SHORT TASK — Locate every line in the material below that has the word "help". Copy each of those lines.

────

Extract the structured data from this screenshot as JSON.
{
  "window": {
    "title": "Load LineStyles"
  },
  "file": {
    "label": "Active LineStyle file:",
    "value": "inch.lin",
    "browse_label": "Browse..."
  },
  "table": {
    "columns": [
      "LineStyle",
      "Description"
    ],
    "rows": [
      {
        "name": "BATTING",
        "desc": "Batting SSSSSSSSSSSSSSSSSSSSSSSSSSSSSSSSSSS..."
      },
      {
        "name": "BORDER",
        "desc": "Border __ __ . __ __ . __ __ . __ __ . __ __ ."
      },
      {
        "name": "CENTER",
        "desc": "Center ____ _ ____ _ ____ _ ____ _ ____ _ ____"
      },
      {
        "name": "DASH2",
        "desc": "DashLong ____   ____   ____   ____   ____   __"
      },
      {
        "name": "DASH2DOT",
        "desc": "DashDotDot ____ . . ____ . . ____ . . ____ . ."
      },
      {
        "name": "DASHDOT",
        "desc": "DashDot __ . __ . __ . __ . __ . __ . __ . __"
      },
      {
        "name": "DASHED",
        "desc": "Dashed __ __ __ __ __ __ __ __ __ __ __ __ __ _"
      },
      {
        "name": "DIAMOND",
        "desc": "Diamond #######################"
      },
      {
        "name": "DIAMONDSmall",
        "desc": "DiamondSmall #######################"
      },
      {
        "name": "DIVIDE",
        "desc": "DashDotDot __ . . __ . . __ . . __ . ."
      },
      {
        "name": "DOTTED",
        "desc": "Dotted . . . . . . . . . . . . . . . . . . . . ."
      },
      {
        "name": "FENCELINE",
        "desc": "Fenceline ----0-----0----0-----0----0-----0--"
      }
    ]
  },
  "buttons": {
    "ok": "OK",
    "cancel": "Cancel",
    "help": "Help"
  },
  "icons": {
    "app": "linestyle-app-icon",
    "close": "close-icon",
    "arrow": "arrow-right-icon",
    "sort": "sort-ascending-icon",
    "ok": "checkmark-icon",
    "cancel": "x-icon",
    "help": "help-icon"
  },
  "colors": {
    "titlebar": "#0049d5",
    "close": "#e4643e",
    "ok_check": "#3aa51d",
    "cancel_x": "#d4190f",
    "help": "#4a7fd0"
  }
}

────

FINISHED EXERCISE —
    "help": "Help"
    "help": "help-icon"
    "help": "#4a7fd0"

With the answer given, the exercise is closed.